Task instructions =
Reproduce the entire listing word for word.

Dataset records =
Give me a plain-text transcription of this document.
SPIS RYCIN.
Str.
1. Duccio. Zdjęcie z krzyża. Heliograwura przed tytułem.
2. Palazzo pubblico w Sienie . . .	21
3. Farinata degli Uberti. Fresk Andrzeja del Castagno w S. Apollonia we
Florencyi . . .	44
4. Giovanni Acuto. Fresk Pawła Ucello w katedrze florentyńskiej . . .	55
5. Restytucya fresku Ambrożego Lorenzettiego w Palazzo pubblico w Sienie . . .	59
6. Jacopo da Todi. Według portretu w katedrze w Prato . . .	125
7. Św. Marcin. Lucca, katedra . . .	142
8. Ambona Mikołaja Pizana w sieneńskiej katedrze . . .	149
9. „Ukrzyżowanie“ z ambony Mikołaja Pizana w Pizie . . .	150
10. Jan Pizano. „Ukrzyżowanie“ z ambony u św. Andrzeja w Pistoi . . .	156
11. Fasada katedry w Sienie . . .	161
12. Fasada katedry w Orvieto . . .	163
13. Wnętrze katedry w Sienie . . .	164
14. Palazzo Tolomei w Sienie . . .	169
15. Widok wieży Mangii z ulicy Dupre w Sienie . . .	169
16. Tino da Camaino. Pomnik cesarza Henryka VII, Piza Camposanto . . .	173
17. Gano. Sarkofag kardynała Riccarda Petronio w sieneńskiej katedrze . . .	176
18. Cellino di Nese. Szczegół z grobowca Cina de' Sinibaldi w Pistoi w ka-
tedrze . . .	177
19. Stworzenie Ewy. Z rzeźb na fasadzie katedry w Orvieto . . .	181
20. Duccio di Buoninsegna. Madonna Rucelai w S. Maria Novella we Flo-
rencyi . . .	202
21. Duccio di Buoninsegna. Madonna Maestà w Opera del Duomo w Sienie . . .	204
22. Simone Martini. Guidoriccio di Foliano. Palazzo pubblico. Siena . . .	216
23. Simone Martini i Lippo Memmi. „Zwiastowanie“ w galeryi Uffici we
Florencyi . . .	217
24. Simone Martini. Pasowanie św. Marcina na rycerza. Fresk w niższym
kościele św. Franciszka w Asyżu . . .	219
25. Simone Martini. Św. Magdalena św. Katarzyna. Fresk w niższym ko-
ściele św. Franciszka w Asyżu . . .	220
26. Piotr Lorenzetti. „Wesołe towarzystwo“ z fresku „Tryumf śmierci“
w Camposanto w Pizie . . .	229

Finished exercise =
Give me a plain-text transcription of this document.
SPIS RYCIN.
Str.
1. Duccio. Zdjęcie z krzyża. Heliograwura przed tytułem.
2. Palazzo pubblico w Sienie . . .	21
3. Farinata degli Uberti. Fresk Andrzeja del Castagno w S. Apollonia we
Florencyi . . .	44
4. Giovanni Acuto. Fresk Pawła Ucello w katedrze florentyńskiej . . .	55
5. Restytucya fresku Ambrożego Lorenzettiego w Palazzo pubblico w Sienie . . .	59
6. Jacopo da Todi. Według portretu w katedrze w Prato . . .	125
7. Św. Marcin. Lucca, katedra . . .	142
8. Ambona Mikołaja Pizana w sieneńskiej katedrze . . .	149
9. „Ukrzyżowanie“ z ambony Mikołaja Pizana w Pizie . . .	150
10. Jan Pizano. „Ukrzyżowanie“ z ambony u św. Andrzeja w Pistoi . . .	156
11. Fasada katedry w Sienie . . .	161
12. Fasada katedry w Orvieto . . .	163
13. Wnętrze katedry w Sienie . . .	164
14. Palazzo Tolomei w Sienie . . .	169
15. Widok wieży Mangii z ulicy Dupre w Sienie . . .	169
16. Tino da Camaino. Pomnik cesarza Henryka VII, Piza Camposanto . . .	173
17. Gano. Sarkofag kardynała Riccarda Petronio w sieneńskiej katedrze . . .	176
18. Cellino di Nese. Szczegół z grobowca Cina de' Sinibaldi w Pistoi w ka-
tedrze . . .	177
19. Stworzenie Ewy. Z rzeźb na fasadzie katedry w Orvieto . . .	181
20. Duccio di Buoninsegna. Madonna Rucelai w S. Maria Novella we Flo-
rencyi . . .	202
21. Duccio di Buoninsegna. Madonna Maestà w Opera del Duomo w Sienie . . .	204
22. Simone Martini. Guidoriccio di Foliano. Palazzo pubblico. Siena . . .	216
23. Simone Martini i Lippo Memmi. „Zwiastowanie“ w galeryi Uffici we
Florencyi . . .	217
24. Simone Martini. Pasowanie św. Marcina na rycerza. Fresk w niższym
kościele św. Franciszka w Asyżu . . .	219
25. Simone Martini. Św. Magdalena św. Katarzyna. Fresk w niższym ko-
ściele św. Franciszka w Asyżu . . .	220
26. Piotr Lorenzetti. „Wesołe towarzystwo“ z fresku „Tryumf śmierci“
w Camposanto w Pizie . . .	229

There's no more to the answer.